EXERCISE BRIEF: Retype the data that follows line by line, exactly, and leave its pictures out.
_ _ _ _ _
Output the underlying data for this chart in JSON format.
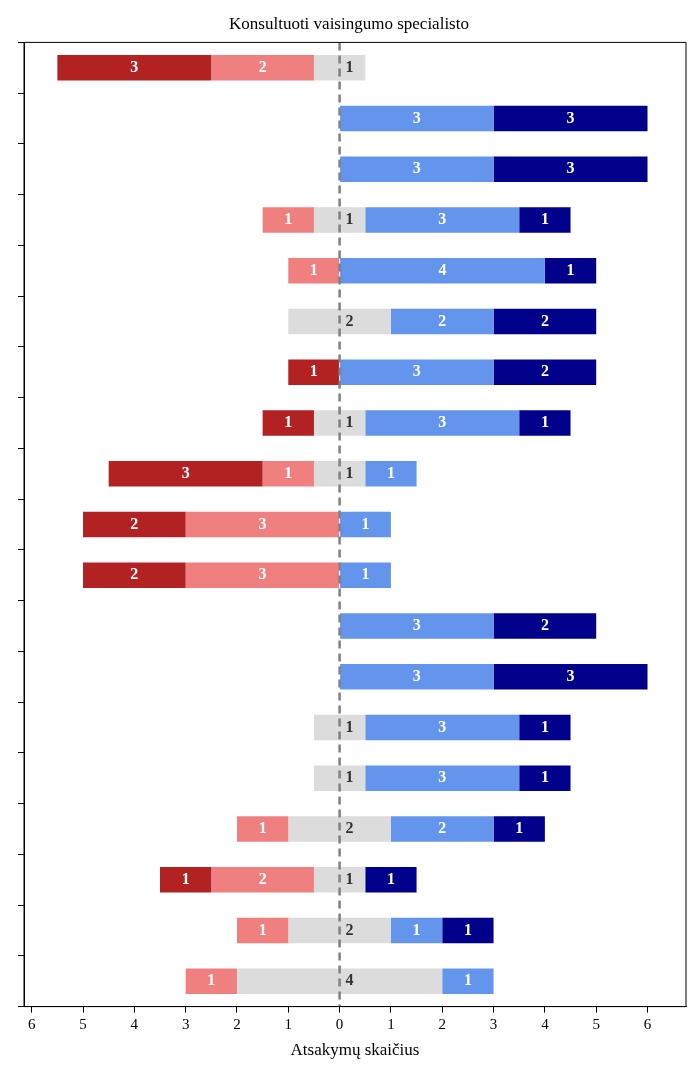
{
  "chart_data": {
    "type": "bar",
    "orientation": "horizontal",
    "title": "Konsultuoti vaisingumo specialisto",
    "xlabel": "Atsakymų skaičius",
    "categories": [
      null,
      null,
      null,
      null,
      null,
      null,
      null,
      null,
      null,
      null,
      null,
      null,
      null,
      null,
      null,
      null,
      null,
      null,
      null
    ],
    "series": [
      {
        "color": "#b22222",
        "base": [
          -5.5,
          null,
          null,
          null,
          null,
          null,
          -1,
          -1.5,
          -4.5,
          -5,
          -5,
          null,
          null,
          null,
          null,
          null,
          -3.5,
          null,
          null
        ],
        "values": [
          3,
          null,
          null,
          null,
          null,
          null,
          1,
          1,
          3,
          2,
          2,
          null,
          null,
          null,
          null,
          null,
          1,
          null,
          null
        ]
      },
      {
        "color": "#f08080",
        "base": [
          -2.5,
          null,
          null,
          -1.5,
          -1,
          null,
          null,
          null,
          -1.5,
          -3,
          -3,
          null,
          null,
          null,
          null,
          -2,
          -2.5,
          -2,
          -3
        ],
        "values": [
          2,
          null,
          null,
          1,
          1,
          null,
          null,
          null,
          1,
          3,
          3,
          null,
          null,
          null,
          null,
          1,
          2,
          1,
          1
        ]
      },
      {
        "color": "#dcdcdc",
        "base": [
          -0.5,
          null,
          null,
          -0.5,
          null,
          -1,
          null,
          -0.5,
          -0.5,
          null,
          null,
          null,
          null,
          -0.5,
          -0.5,
          -1,
          -0.5,
          -1,
          -2
        ],
        "values": [
          1,
          null,
          null,
          1,
          null,
          2,
          null,
          1,
          1,
          null,
          null,
          null,
          null,
          1,
          1,
          2,
          1,
          2,
          4
        ]
      },
      {
        "color": "#6495ed",
        "base": [
          null,
          0,
          0,
          0.5,
          0,
          1,
          0,
          0.5,
          0.5,
          0,
          0,
          0,
          0,
          0.5,
          0.5,
          1,
          null,
          1,
          2
        ],
        "values": [
          null,
          3,
          3,
          3,
          4,
          2,
          3,
          3,
          1,
          1,
          1,
          3,
          3,
          3,
          3,
          2,
          null,
          1,
          1
        ]
      },
      {
        "color": "#00008b",
        "base": [
          null,
          3,
          3,
          3.5,
          4,
          3,
          3,
          3.5,
          null,
          null,
          null,
          3,
          3,
          3.5,
          3.5,
          3,
          0.5,
          2,
          null
        ],
        "values": [
          null,
          3,
          3,
          1,
          1,
          2,
          2,
          1,
          null,
          null,
          null,
          2,
          3,
          1,
          1,
          1,
          1,
          1,
          null
        ]
      }
    ],
    "xlim": [
      -6.15,
      6.75
    ],
    "xticks": [
      {
        "value": -6,
        "label": "6"
      },
      {
        "value": -5,
        "label": "5"
      },
      {
        "value": -4,
        "label": "4"
      },
      {
        "value": -3,
        "label": "3"
      },
      {
        "value": -2,
        "label": "2"
      },
      {
        "value": -1,
        "label": "1"
      },
      0,
      1,
      2,
      3,
      4,
      5,
      6
    ],
    "ref_lines": [
      {
        "axis": "x",
        "value": 0,
        "color": "#808080",
        "line_style": "dashed"
      }
    ],
    "data_labels": true,
    "tick_labels": "x",
    "grid": false,
    "legend": false
  }
}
_ _ _ _ _
WRITTEN RESPONSE:
Output the underlying data for this chart in JSON format.
{
  "chart_data": {
    "type": "bar",
    "orientation": "horizontal",
    "title": "Konsultuoti vaisingumo specialisto",
    "xlabel": "Atsakymų skaičius",
    "categories": [
      null,
      null,
      null,
      null,
      null,
      null,
      null,
      null,
      null,
      null,
      null,
      null,
      null,
      null,
      null,
      null,
      null,
      null,
      null
    ],
    "series": [
      {
        "color": "#b22222",
        "base": [
          -5.5,
          null,
          null,
          null,
          null,
          null,
          -1,
          -1.5,
          -4.5,
          -5,
          -5,
          null,
          null,
          null,
          null,
          null,
          -3.5,
          null,
          null
        ],
        "values": [
          3,
          null,
          null,
          null,
          null,
          null,
          1,
          1,
          3,
          2,
          2,
          null,
          null,
          null,
          null,
          null,
          1,
          null,
          null
        ]
      },
      {
        "color": "#f08080",
        "base": [
          -2.5,
          null,
          null,
          -1.5,
          -1,
          null,
          null,
          null,
          -1.5,
          -3,
          -3,
          null,
          null,
          null,
          null,
          -2,
          -2.5,
          -2,
          -3
        ],
        "values": [
          2,
          null,
          null,
          1,
          1,
          null,
          null,
          null,
          1,
          3,
          3,
          null,
          null,
          null,
          null,
          1,
          2,
          1,
          1
        ]
      },
      {
        "color": "#dcdcdc",
        "base": [
          -0.5,
          null,
          null,
          -0.5,
          null,
          -1,
          null,
          -0.5,
          -0.5,
          null,
          null,
          null,
          null,
          -0.5,
          -0.5,
          -1,
          -0.5,
          -1,
          -2
        ],
        "values": [
          1,
          null,
          null,
          1,
          null,
          2,
          null,
          1,
          1,
          null,
          null,
          null,
          null,
          1,
          1,
          2,
          1,
          2,
          4
        ]
      },
      {
        "color": "#6495ed",
        "base": [
          null,
          0,
          0,
          0.5,
          0,
          1,
          0,
          0.5,
          0.5,
          0,
          0,
          0,
          0,
          0.5,
          0.5,
          1,
          null,
          1,
          2
        ],
        "values": [
          null,
          3,
          3,
          3,
          4,
          2,
          3,
          3,
          1,
          1,
          1,
          3,
          3,
          3,
          3,
          2,
          null,
          1,
          1
        ]
      },
      {
        "color": "#00008b",
        "base": [
          null,
          3,
          3,
          3.5,
          4,
          3,
          3,
          3.5,
          null,
          null,
          null,
          3,
          3,
          3.5,
          3.5,
          3,
          0.5,
          2,
          null
        ],
        "values": [
          null,
          3,
          3,
          1,
          1,
          2,
          2,
          1,
          null,
          null,
          null,
          2,
          3,
          1,
          1,
          1,
          1,
          1,
          null
        ]
      }
    ],
    "xlim": [
      -6.15,
      6.75
    ],
    "xticks": [
      {
        "value": -6,
        "label": "6"
      },
      {
        "value": -5,
        "label": "5"
      },
      {
        "value": -4,
        "label": "4"
      },
      {
        "value": -3,
        "label": "3"
      },
      {
        "value": -2,
        "label": "2"
      },
      {
        "value": -1,
        "label": "1"
      },
      0,
      1,
      2,
      3,
      4,
      5,
      6
    ],
    "ref_lines": [
      {
        "axis": "x",
        "value": 0,
        "color": "#808080",
        "line_style": "dashed"
      }
    ],
    "data_labels": true,
    "tick_labels": "x",
    "grid": false,
    "legend": false
  }
}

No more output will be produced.